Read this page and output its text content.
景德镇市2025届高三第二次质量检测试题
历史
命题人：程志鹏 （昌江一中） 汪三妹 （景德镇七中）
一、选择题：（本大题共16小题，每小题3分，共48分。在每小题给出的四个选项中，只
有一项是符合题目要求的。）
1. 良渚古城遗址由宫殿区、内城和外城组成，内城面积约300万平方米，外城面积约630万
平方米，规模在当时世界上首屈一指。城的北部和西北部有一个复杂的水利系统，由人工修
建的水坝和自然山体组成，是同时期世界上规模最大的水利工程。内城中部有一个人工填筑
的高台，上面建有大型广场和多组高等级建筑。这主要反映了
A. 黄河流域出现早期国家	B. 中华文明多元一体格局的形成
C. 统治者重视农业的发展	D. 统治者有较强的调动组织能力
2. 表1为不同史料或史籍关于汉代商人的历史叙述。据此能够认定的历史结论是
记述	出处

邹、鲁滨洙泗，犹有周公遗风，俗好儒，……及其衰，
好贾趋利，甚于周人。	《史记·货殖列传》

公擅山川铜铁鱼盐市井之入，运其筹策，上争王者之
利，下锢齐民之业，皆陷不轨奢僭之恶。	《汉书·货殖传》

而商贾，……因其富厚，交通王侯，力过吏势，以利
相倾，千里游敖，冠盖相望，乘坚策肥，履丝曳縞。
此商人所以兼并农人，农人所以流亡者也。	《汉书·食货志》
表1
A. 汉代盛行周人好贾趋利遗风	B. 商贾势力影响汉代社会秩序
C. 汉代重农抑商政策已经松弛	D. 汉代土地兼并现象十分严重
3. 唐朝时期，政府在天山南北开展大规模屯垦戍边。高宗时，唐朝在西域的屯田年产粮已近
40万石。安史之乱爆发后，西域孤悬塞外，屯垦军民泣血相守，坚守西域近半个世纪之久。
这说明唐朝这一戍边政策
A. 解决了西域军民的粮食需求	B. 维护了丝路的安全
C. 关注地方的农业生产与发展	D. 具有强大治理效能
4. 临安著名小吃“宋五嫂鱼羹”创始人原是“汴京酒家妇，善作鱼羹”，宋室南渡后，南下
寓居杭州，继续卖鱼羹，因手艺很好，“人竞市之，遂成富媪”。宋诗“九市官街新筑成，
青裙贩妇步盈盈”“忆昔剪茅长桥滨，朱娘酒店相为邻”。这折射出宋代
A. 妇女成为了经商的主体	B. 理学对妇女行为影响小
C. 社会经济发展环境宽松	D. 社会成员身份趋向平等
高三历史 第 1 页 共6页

· · · · ·

§ **To do**
Each record above should be repeated exactly as it appears.

§ **Solution**
Read this page and output its text content.
景德镇市2025届高三第二次质量检测试题
历史
命题人：程志鹏 （昌江一中） 汪三妹 （景德镇七中）
一、选择题：（本大题共16小题，每小题3分，共48分。在每小题给出的四个选项中，只
有一项是符合题目要求的。）
1. 良渚古城遗址由宫殿区、内城和外城组成，内城面积约300万平方米，外城面积约630万
平方米，规模在当时世界上首屈一指。城的北部和西北部有一个复杂的水利系统，由人工修
建的水坝和自然山体组成，是同时期世界上规模最大的水利工程。内城中部有一个人工填筑
的高台，上面建有大型广场和多组高等级建筑。这主要反映了
A. 黄河流域出现早期国家	B. 中华文明多元一体格局的形成
C. 统治者重视农业的发展	D. 统治者有较强的调动组织能力
2. 表1为不同史料或史籍关于汉代商人的历史叙述。据此能够认定的历史结论是
记述	出处

邹、鲁滨洙泗，犹有周公遗风，俗好儒，……及其衰，
好贾趋利，甚于周人。	《史记·货殖列传》

公擅山川铜铁鱼盐市井之入，运其筹策，上争王者之
利，下锢齐民之业，皆陷不轨奢僭之恶。	《汉书·货殖传》

而商贾，……因其富厚，交通王侯，力过吏势，以利
相倾，千里游敖，冠盖相望，乘坚策肥，履丝曳縞。
此商人所以兼并农人，农人所以流亡者也。	《汉书·食货志》
表1
A. 汉代盛行周人好贾趋利遗风	B. 商贾势力影响汉代社会秩序
C. 汉代重农抑商政策已经松弛	D. 汉代土地兼并现象十分严重
3. 唐朝时期，政府在天山南北开展大规模屯垦戍边。高宗时，唐朝在西域的屯田年产粮已近
40万石。安史之乱爆发后，西域孤悬塞外，屯垦军民泣血相守，坚守西域近半个世纪之久。
这说明唐朝这一戍边政策
A. 解决了西域军民的粮食需求	B. 维护了丝路的安全
C. 关注地方的农业生产与发展	D. 具有强大治理效能
4. 临安著名小吃“宋五嫂鱼羹”创始人原是“汴京酒家妇，善作鱼羹”，宋室南渡后，南下
寓居杭州，继续卖鱼羹，因手艺很好，“人竞市之，遂成富媪”。宋诗“九市官街新筑成，
青裙贩妇步盈盈”“忆昔剪茅长桥滨，朱娘酒店相为邻”。这折射出宋代
A. 妇女成为了经商的主体	B. 理学对妇女行为影响小
C. 社会经济发展环境宽松	D. 社会成员身份趋向平等
高三历史 第 1 页 共6页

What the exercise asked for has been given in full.